• **What you will do**
Copy out each line that includes the word "counter".

• **Data extract**
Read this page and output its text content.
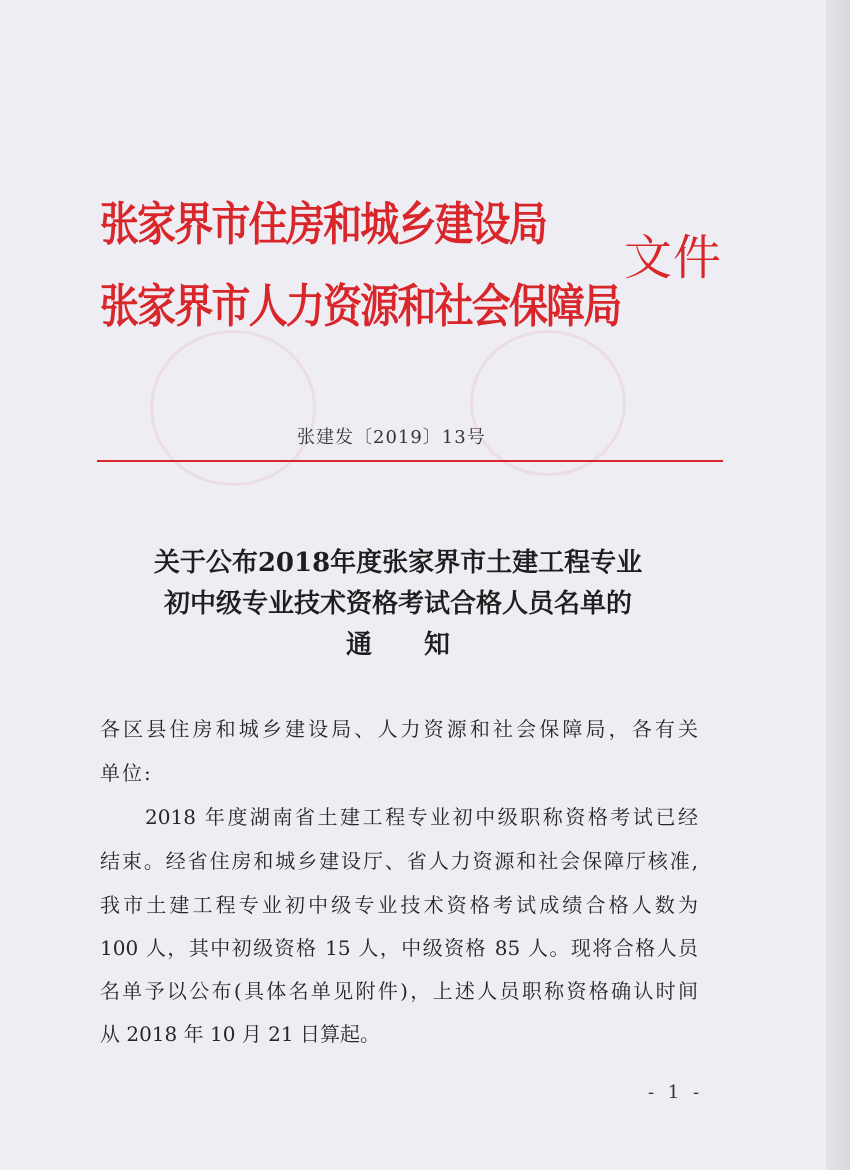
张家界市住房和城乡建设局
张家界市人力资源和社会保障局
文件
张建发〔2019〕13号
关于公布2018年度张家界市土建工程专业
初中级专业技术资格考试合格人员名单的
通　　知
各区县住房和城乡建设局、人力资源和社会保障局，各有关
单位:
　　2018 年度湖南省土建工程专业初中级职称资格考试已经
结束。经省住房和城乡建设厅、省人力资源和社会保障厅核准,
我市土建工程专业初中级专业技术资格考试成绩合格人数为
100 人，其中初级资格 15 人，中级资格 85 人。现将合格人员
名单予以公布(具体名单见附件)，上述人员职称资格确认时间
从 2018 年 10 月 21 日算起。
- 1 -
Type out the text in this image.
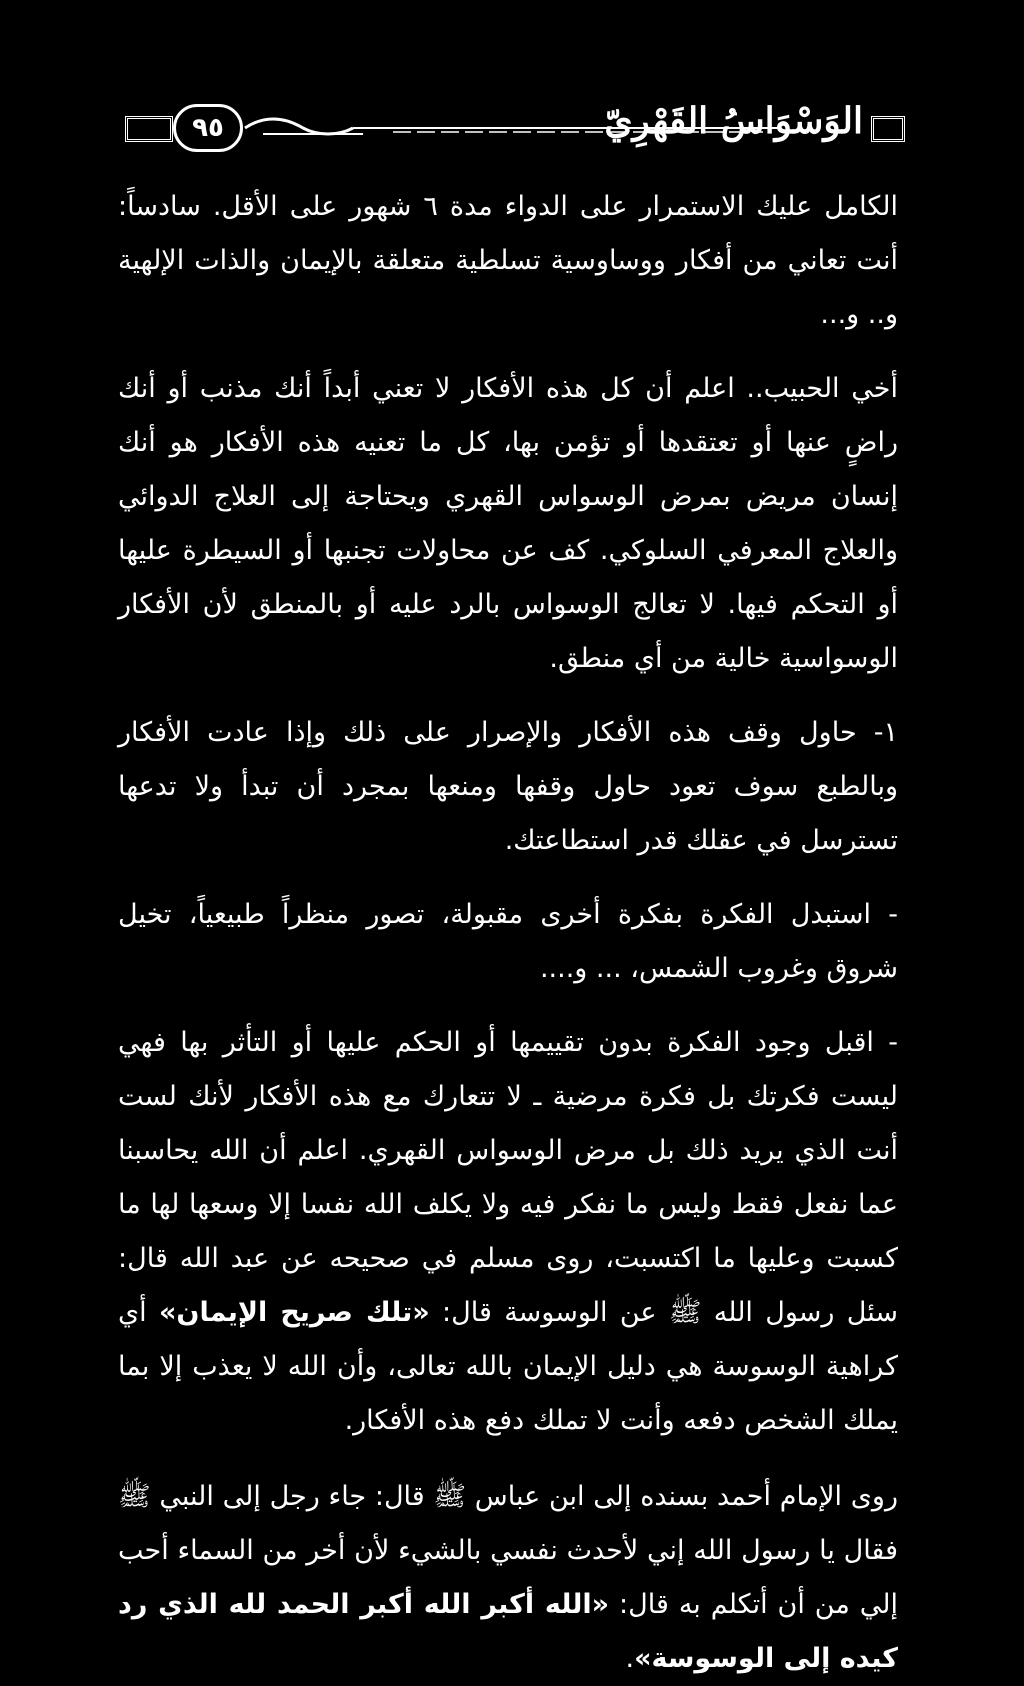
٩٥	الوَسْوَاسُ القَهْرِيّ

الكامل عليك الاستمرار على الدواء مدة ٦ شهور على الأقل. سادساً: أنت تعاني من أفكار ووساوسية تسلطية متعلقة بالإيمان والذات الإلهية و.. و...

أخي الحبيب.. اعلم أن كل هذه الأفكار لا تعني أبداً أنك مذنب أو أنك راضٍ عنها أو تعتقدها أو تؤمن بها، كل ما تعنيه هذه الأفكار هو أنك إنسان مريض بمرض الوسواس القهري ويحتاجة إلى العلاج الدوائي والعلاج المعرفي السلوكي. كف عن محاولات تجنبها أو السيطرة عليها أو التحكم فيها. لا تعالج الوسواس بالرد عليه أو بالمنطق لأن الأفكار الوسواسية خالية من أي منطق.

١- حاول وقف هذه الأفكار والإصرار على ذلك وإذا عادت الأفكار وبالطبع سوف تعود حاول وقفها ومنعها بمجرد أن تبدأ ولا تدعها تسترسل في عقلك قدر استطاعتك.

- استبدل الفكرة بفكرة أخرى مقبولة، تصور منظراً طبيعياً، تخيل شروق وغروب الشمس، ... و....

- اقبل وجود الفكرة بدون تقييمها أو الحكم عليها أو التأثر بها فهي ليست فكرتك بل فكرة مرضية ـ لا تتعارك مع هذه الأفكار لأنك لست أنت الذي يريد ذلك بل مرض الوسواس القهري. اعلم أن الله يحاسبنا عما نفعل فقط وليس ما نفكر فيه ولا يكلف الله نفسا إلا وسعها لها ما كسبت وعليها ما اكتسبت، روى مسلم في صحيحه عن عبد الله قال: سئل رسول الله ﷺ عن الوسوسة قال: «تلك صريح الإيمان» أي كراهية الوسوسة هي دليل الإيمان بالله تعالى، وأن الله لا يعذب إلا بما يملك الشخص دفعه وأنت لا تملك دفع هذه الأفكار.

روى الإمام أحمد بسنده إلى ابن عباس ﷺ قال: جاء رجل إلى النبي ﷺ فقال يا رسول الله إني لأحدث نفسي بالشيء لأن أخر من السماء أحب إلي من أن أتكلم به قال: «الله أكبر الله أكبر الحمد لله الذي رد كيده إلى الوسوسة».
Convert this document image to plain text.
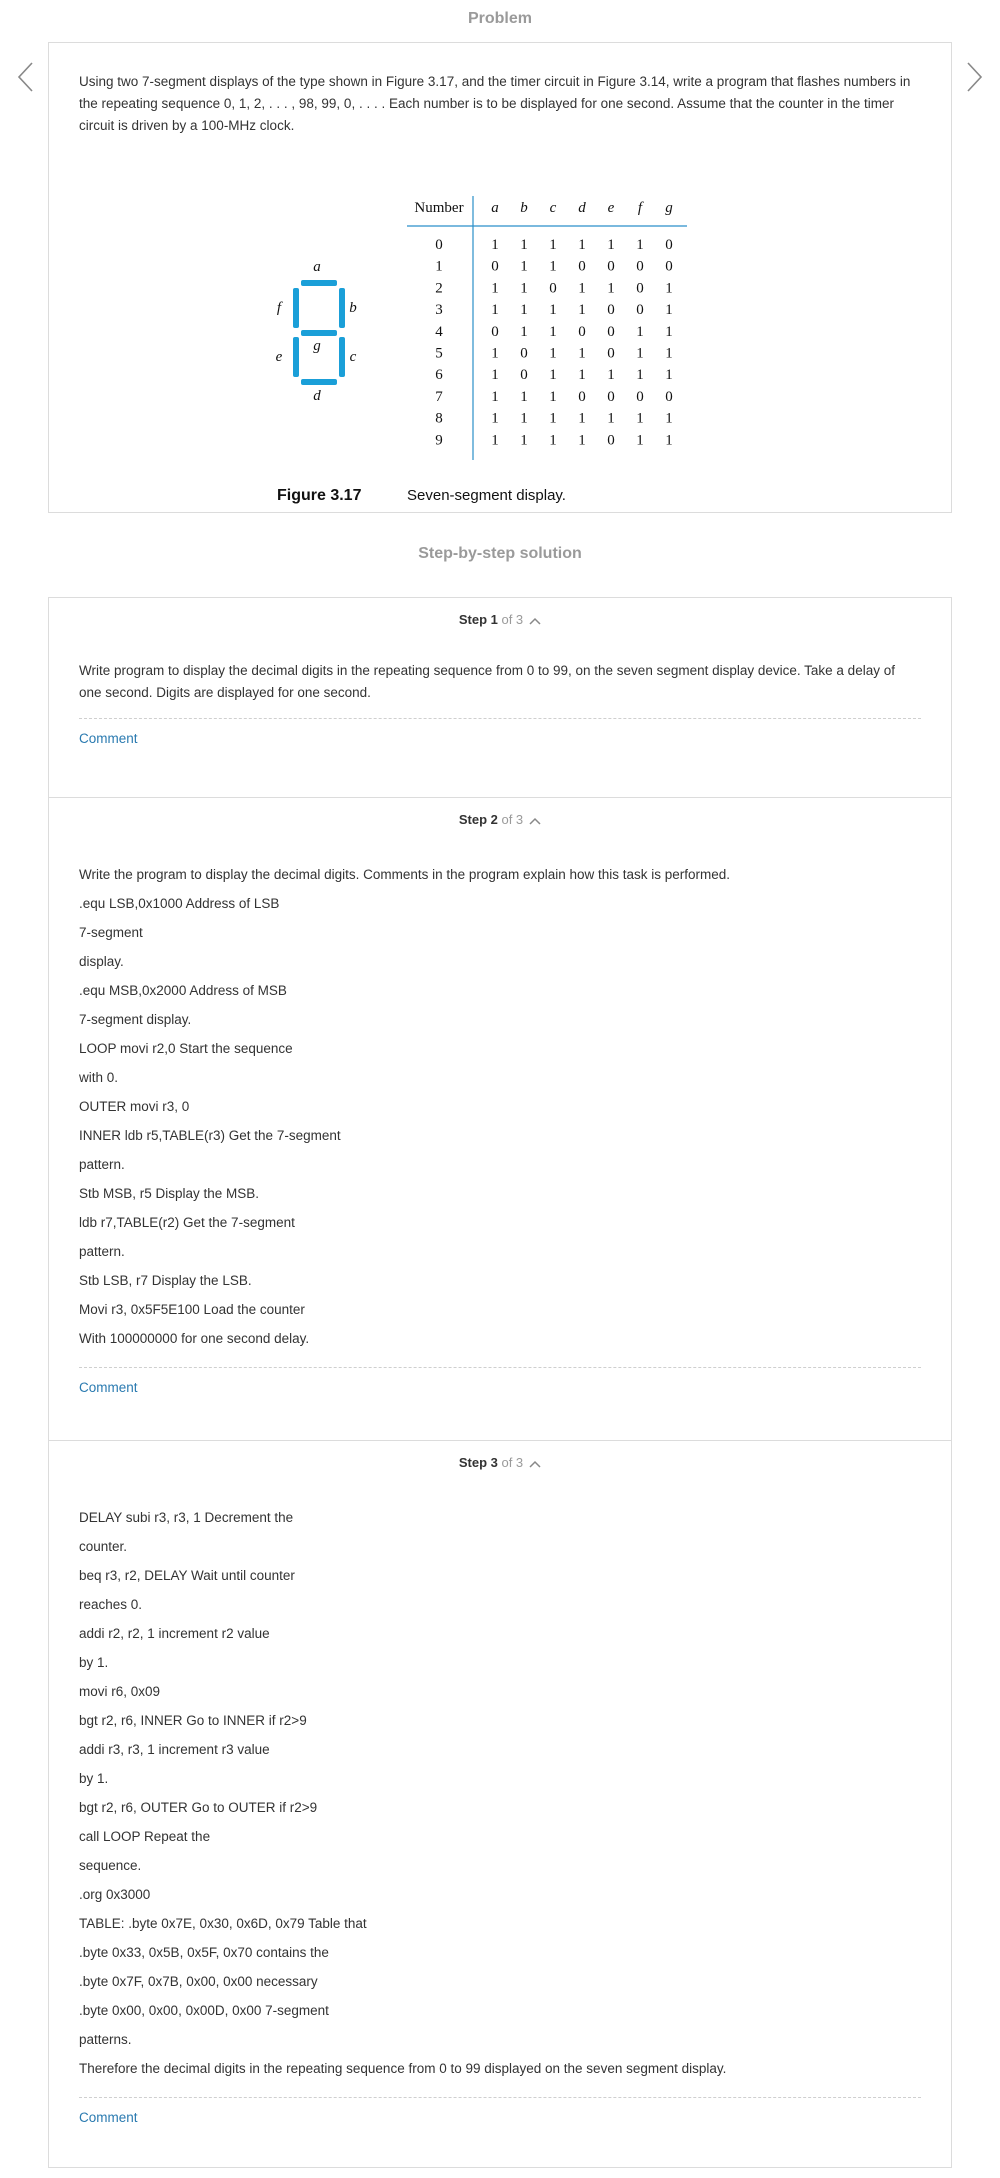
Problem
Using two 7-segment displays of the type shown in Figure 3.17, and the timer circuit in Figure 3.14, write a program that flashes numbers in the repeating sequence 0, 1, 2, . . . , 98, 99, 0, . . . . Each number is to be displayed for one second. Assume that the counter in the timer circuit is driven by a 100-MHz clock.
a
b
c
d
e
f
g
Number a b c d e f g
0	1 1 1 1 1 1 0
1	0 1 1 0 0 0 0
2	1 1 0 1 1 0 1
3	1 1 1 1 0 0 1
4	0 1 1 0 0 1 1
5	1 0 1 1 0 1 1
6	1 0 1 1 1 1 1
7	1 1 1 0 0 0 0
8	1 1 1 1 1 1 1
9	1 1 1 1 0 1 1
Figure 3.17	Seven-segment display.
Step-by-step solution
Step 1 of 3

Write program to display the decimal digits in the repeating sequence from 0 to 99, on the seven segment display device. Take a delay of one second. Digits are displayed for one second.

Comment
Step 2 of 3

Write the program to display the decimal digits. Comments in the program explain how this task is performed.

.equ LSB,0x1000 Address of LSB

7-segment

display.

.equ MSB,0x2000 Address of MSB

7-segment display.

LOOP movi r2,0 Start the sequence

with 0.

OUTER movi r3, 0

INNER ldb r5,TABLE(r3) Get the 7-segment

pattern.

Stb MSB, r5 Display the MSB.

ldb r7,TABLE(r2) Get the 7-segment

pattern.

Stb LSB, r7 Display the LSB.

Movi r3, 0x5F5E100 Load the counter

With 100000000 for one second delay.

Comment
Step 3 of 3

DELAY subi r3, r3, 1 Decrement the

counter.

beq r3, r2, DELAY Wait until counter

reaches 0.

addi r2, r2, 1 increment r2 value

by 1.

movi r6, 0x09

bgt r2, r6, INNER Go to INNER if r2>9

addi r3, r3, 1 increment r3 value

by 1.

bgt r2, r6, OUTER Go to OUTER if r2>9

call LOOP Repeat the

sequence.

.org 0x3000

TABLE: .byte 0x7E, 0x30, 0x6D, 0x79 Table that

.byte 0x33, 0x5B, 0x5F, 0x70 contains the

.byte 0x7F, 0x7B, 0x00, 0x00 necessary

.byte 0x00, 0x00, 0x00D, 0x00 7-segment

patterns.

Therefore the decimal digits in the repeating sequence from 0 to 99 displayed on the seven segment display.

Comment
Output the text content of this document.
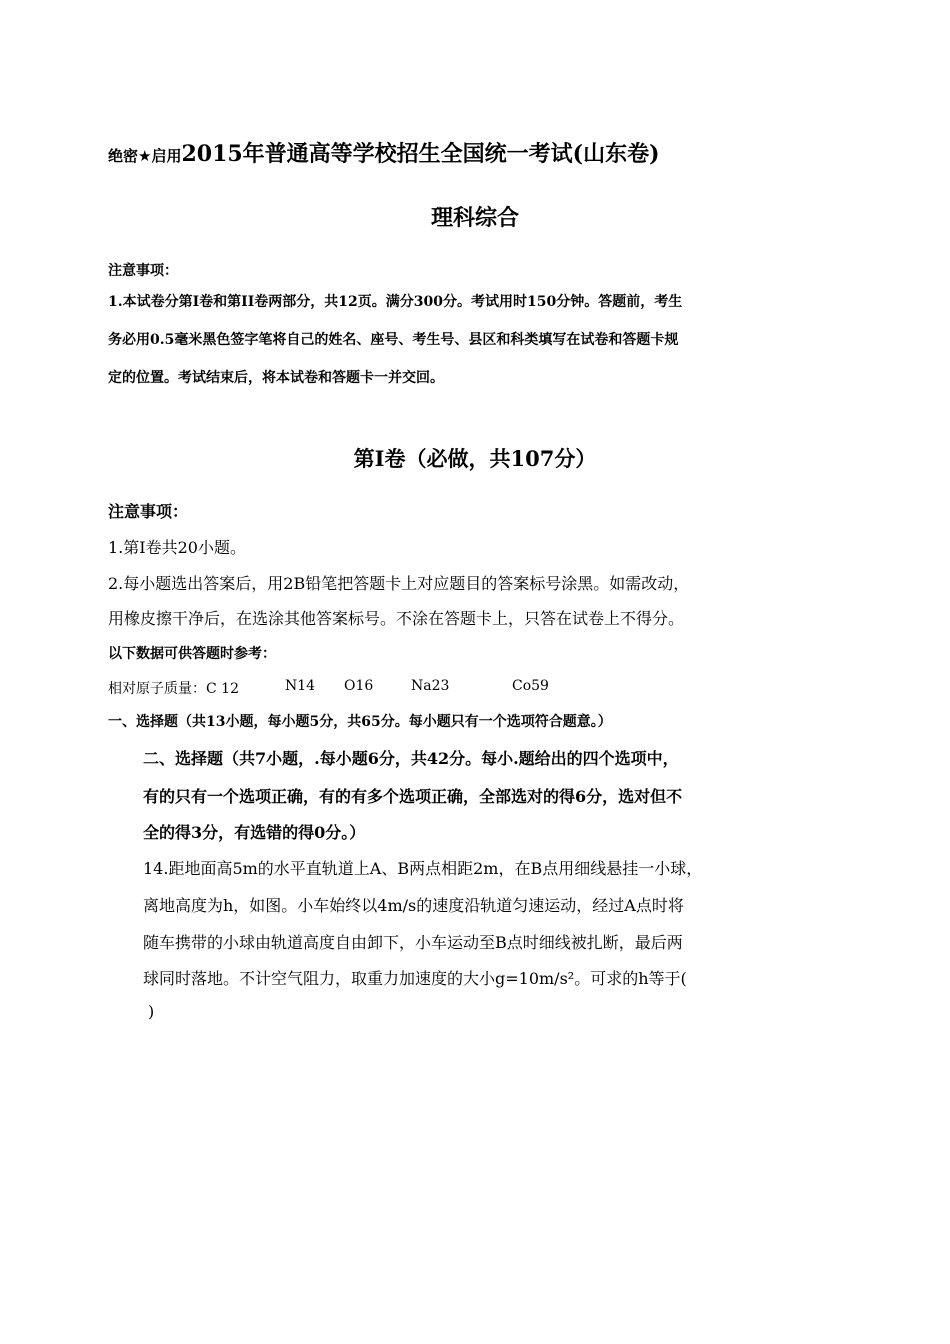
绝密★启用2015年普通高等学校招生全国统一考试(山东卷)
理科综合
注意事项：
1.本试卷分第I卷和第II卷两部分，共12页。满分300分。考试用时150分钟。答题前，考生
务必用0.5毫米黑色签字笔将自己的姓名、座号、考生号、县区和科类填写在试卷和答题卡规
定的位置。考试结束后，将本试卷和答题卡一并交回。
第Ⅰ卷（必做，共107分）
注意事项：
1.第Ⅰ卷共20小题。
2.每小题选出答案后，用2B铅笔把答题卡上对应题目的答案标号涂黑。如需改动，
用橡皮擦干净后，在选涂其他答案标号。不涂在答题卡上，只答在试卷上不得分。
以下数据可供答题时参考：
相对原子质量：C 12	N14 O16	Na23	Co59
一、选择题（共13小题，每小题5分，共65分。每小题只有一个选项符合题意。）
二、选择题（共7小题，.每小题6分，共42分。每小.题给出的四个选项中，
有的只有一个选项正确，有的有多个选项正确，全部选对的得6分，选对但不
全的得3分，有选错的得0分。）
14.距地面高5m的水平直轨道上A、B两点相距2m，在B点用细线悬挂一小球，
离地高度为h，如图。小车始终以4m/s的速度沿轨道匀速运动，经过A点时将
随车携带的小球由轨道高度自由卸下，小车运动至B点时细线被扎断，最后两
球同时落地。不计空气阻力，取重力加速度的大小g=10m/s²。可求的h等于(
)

• **Result of this task**
Using two 7-segment displays of the type shown in Figure 3.17, and the timer circuit in Figure 3.14, write a program that flashes numbers in the repeating sequence 0, 1, 2, . . . , 98, 99, 0, . . . . Each number is to be displayed for one second. Assume that the counter in the timer circuit is driven by a 100-MHz clock.
Movi r3, 0x5F5E100 Load the counter
counter.
beq r3, r2, DELAY Wait until counter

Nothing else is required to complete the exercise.